Would you transcribe all of the data exactly, down to the last character?

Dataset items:
..........

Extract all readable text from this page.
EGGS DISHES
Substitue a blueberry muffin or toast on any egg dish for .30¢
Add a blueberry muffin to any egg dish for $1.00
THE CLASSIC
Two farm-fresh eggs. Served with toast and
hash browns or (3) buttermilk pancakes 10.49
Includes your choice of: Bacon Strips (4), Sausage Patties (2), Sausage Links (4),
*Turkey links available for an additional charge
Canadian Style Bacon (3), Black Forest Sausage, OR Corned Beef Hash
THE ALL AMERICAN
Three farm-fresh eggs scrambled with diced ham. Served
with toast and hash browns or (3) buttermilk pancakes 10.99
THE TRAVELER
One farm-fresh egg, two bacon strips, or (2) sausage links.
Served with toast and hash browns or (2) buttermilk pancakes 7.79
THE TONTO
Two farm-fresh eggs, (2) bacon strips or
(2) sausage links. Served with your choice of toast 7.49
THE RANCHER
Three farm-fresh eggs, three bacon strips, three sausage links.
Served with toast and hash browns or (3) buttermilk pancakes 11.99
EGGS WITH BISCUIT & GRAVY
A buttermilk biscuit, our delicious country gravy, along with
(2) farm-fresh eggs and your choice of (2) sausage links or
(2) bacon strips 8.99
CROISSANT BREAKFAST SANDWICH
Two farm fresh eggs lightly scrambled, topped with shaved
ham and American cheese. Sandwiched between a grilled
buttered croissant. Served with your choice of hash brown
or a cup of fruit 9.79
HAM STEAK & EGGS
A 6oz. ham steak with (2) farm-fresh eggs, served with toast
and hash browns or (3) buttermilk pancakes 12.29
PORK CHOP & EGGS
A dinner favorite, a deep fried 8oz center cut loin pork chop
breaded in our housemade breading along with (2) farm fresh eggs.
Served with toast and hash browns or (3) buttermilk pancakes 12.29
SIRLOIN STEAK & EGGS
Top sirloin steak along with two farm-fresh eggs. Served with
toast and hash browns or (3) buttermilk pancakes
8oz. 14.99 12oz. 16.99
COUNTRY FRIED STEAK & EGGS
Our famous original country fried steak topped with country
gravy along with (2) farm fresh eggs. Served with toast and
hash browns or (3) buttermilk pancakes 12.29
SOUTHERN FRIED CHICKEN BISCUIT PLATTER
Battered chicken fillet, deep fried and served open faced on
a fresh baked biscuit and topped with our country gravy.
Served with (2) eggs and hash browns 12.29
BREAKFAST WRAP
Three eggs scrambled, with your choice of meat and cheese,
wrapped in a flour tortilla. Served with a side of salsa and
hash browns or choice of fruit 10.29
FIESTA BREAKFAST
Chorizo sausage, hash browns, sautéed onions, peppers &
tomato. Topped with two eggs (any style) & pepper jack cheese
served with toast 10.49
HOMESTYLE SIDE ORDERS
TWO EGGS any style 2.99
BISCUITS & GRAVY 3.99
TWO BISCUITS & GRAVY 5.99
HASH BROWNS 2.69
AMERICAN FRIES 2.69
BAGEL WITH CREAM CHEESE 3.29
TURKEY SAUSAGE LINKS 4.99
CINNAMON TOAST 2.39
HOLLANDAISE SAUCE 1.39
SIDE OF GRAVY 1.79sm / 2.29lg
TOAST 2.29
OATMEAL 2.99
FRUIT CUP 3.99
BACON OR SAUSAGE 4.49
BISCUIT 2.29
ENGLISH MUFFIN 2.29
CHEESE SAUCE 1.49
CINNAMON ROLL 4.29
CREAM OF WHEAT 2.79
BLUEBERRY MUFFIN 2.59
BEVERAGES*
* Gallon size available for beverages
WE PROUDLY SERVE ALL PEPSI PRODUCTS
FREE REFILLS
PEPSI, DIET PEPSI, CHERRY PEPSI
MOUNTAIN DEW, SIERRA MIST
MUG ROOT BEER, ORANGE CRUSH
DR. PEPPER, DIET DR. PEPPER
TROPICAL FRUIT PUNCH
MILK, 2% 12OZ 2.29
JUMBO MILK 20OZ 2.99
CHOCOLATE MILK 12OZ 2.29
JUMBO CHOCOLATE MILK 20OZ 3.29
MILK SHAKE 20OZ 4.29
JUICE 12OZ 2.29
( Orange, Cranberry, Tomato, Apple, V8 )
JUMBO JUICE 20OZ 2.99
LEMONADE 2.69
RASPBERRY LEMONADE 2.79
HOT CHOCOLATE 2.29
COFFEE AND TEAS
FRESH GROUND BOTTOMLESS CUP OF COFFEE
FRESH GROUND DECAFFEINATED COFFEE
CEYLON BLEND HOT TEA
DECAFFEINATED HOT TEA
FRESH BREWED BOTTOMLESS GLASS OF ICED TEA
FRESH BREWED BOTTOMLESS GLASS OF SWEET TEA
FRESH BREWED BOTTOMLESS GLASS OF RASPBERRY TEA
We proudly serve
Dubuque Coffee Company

..........

§ **Exercise solution**:
Extract all readable text from this page.
EGGS DISHES
Substitue a blueberry muffin or toast on any egg dish for .30¢
Add a blueberry muffin to any egg dish for $1.00
THE CLASSIC
Two farm-fresh eggs. Served with toast and
hash browns or (3) buttermilk pancakes 10.49
Includes your choice of: Bacon Strips (4), Sausage Patties (2), Sausage Links (4),
*Turkey links available for an additional charge
Canadian Style Bacon (3), Black Forest Sausage, OR Corned Beef Hash
THE ALL AMERICAN
Three farm-fresh eggs scrambled with diced ham. Served
with toast and hash browns or (3) buttermilk pancakes 10.99
THE TRAVELER
One farm-fresh egg, two bacon strips, or (2) sausage links.
Served with toast and hash browns or (2) buttermilk pancakes 7.79
THE TONTO
Two farm-fresh eggs, (2) bacon strips or
(2) sausage links. Served with your choice of toast 7.49
THE RANCHER
Three farm-fresh eggs, three bacon strips, three sausage links.
Served with toast and hash browns or (3) buttermilk pancakes 11.99
EGGS WITH BISCUIT & GRAVY
A buttermilk biscuit, our delicious country gravy, along with
(2) farm-fresh eggs and your choice of (2) sausage links or
(2) bacon strips 8.99
CROISSANT BREAKFAST SANDWICH
Two farm fresh eggs lightly scrambled, topped with shaved
ham and American cheese. Sandwiched between a grilled
buttered croissant. Served with your choice of hash brown
or a cup of fruit 9.79
HAM STEAK & EGGS
A 6oz. ham steak with (2) farm-fresh eggs, served with toast
and hash browns or (3) buttermilk pancakes 12.29
PORK CHOP & EGGS
A dinner favorite, a deep fried 8oz center cut loin pork chop
breaded in our housemade breading along with (2) farm fresh eggs.
Served with toast and hash browns or (3) buttermilk pancakes 12.29
SIRLOIN STEAK & EGGS
Top sirloin steak along with two farm-fresh eggs. Served with
toast and hash browns or (3) buttermilk pancakes
8oz. 14.99 12oz. 16.99
COUNTRY FRIED STEAK & EGGS
Our famous original country fried steak topped with country
gravy along with (2) farm fresh eggs. Served with toast and
hash browns or (3) buttermilk pancakes 12.29
SOUTHERN FRIED CHICKEN BISCUIT PLATTER
Battered chicken fillet, deep fried and served open faced on
a fresh baked biscuit and topped with our country gravy.
Served with (2) eggs and hash browns 12.29
BREAKFAST WRAP
Three eggs scrambled, with your choice of meat and cheese,
wrapped in a flour tortilla. Served with a side of salsa and
hash browns or choice of fruit 10.29
FIESTA BREAKFAST
Chorizo sausage, hash browns, sautéed onions, peppers &
tomato. Topped with two eggs (any style) & pepper jack cheese
served with toast 10.49
HOMESTYLE SIDE ORDERS
TWO EGGS any style 2.99
BISCUITS & GRAVY 3.99
TWO BISCUITS & GRAVY 5.99
HASH BROWNS 2.69
AMERICAN FRIES 2.69
BAGEL WITH CREAM CHEESE 3.29
TURKEY SAUSAGE LINKS 4.99
CINNAMON TOAST 2.39
HOLLANDAISE SAUCE 1.39
SIDE OF GRAVY 1.79sm / 2.29lg
TOAST 2.29
OATMEAL 2.99
FRUIT CUP 3.99
BACON OR SAUSAGE 4.49
BISCUIT 2.29
ENGLISH MUFFIN 2.29
CHEESE SAUCE 1.49
CINNAMON ROLL 4.29
CREAM OF WHEAT 2.79
BLUEBERRY MUFFIN 2.59
BEVERAGES*
* Gallon size available for beverages
WE PROUDLY SERVE ALL PEPSI PRODUCTS
FREE REFILLS
PEPSI, DIET PEPSI, CHERRY PEPSI
MOUNTAIN DEW, SIERRA MIST
MUG ROOT BEER, ORANGE CRUSH
DR. PEPPER, DIET DR. PEPPER
TROPICAL FRUIT PUNCH
MILK, 2% 12OZ 2.29
JUMBO MILK 20OZ 2.99
CHOCOLATE MILK 12OZ 2.29
JUMBO CHOCOLATE MILK 20OZ 3.29
MILK SHAKE 20OZ 4.29
JUICE 12OZ 2.29
( Orange, Cranberry, Tomato, Apple, V8 )
JUMBO JUICE 20OZ 2.99
LEMONADE 2.69
RASPBERRY LEMONADE 2.79
HOT CHOCOLATE 2.29
COFFEE AND TEAS
FRESH GROUND BOTTOMLESS CUP OF COFFEE
FRESH GROUND DECAFFEINATED COFFEE
CEYLON BLEND HOT TEA
DECAFFEINATED HOT TEA
FRESH BREWED BOTTOMLESS GLASS OF ICED TEA
FRESH BREWED BOTTOMLESS GLASS OF SWEET TEA
FRESH BREWED BOTTOMLESS GLASS OF RASPBERRY TEA
We proudly serve
Dubuque Coffee Company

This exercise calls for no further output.